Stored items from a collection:
------------------------------------
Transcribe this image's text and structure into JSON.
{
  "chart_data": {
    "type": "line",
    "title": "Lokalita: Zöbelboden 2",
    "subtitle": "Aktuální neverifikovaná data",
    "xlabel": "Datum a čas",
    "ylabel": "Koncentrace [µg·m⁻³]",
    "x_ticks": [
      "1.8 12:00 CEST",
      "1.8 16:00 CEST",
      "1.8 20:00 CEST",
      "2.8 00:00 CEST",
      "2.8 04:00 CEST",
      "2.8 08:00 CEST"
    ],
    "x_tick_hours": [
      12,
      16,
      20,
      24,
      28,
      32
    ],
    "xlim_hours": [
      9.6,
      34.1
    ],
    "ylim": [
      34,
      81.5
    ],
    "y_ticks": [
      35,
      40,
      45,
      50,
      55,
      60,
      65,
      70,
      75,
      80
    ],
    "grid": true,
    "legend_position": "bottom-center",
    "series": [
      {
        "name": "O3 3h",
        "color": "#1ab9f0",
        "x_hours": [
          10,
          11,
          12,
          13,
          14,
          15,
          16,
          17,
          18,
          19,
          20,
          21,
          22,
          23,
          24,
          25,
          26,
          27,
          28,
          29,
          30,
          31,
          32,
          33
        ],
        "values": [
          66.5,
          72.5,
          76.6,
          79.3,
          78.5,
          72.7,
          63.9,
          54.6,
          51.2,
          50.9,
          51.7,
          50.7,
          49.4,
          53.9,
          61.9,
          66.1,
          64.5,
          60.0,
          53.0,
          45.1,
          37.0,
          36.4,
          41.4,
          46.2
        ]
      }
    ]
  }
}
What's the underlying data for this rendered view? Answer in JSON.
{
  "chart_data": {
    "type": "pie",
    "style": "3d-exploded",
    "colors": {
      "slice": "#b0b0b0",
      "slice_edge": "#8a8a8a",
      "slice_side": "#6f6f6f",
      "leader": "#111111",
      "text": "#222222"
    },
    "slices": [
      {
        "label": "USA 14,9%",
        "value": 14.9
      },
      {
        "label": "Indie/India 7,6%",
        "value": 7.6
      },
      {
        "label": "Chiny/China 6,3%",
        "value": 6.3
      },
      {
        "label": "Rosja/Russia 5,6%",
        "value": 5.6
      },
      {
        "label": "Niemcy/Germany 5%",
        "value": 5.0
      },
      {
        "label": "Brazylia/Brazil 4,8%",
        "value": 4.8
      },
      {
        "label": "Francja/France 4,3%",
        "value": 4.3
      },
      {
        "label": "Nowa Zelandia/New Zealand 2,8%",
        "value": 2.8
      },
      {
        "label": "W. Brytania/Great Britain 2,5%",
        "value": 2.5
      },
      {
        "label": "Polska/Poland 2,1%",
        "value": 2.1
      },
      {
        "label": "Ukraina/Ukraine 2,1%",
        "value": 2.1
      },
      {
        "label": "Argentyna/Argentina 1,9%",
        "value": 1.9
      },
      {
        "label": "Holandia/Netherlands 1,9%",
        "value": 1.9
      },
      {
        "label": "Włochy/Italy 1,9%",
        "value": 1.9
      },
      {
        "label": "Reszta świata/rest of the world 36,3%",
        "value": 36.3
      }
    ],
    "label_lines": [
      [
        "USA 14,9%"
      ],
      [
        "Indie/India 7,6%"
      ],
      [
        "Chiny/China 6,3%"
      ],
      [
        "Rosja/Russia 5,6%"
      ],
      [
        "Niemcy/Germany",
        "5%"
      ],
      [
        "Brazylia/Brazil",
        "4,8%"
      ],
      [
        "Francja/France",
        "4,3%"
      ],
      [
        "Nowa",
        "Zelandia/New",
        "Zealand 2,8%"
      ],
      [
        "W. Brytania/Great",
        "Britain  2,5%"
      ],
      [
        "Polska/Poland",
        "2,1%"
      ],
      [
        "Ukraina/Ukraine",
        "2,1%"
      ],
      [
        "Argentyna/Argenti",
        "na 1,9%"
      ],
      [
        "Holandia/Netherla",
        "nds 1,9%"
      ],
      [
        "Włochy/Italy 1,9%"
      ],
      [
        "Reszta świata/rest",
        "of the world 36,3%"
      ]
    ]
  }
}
------------------------------------
STATED TASK: Count how many lines of the material hold the string "rest". Give the number and nothing more.

RESPONSE: 2